Dataset entries:
(begin)

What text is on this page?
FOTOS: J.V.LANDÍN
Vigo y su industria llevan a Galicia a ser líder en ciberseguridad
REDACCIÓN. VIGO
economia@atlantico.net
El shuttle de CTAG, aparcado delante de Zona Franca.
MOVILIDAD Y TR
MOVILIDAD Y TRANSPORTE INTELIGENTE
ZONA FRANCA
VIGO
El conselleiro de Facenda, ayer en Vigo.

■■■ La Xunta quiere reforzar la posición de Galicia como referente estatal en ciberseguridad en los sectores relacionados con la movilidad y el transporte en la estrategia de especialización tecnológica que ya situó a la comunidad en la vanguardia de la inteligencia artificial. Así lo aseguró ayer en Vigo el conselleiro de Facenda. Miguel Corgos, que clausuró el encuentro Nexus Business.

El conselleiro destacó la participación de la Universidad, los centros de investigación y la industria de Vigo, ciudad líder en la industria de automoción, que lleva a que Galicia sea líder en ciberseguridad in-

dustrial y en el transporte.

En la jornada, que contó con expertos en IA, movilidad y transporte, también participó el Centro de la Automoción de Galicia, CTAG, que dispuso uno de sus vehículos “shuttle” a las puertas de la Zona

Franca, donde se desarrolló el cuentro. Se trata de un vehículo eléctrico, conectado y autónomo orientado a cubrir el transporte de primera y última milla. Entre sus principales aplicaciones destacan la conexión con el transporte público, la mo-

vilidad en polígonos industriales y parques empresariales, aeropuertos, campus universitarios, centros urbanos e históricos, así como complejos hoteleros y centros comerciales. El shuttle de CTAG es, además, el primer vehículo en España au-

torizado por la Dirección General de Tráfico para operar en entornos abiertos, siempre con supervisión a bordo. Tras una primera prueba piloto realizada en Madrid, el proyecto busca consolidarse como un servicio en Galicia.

(end)

» **What you should do**:
Provide an exact reproduction of all the entries shown above.

» **Reply**:
What text is on this page?
FOTOS: J.V.LANDÍN
Vigo y su industria llevan a Galicia a ser líder en ciberseguridad
REDACCIÓN. VIGO
economia@atlantico.net
El shuttle de CTAG, aparcado delante de Zona Franca.
MOVILIDAD Y TR
MOVILIDAD Y TRANSPORTE INTELIGENTE
ZONA FRANCA
VIGO
El conselleiro de Facenda, ayer en Vigo.

■■■ La Xunta quiere reforzar la posición de Galicia como referente estatal en ciberseguridad en los sectores relacionados con la movilidad y el transporte en la estrategia de especialización tecnológica que ya situó a la comunidad en la vanguardia de la inteligencia artificial. Así lo aseguró ayer en Vigo el conselleiro de Facenda. Miguel Corgos, que clausuró el encuentro Nexus Business.

El conselleiro destacó la participación de la Universidad, los centros de investigación y la industria de Vigo, ciudad líder en la industria de automoción, que lleva a que Galicia sea líder en ciberseguridad in-

dustrial y en el transporte.

En la jornada, que contó con expertos en IA, movilidad y transporte, también participó el Centro de la Automoción de Galicia, CTAG, que dispuso uno de sus vehículos “shuttle” a las puertas de la Zona

Franca, donde se desarrolló el cuentro. Se trata de un vehículo eléctrico, conectado y autónomo orientado a cubrir el transporte de primera y última milla. Entre sus principales aplicaciones destacan la conexión con el transporte público, la mo-

vilidad en polígonos industriales y parques empresariales, aeropuertos, campus universitarios, centros urbanos e históricos, así como complejos hoteleros y centros comerciales. El shuttle de CTAG es, además, el primer vehículo en España au-

torizado por la Dirección General de Tráfico para operar en entornos abiertos, siempre con supervisión a bordo. Tras una primera prueba piloto realizada en Madrid, el proyecto busca consolidarse como un servicio en Galicia.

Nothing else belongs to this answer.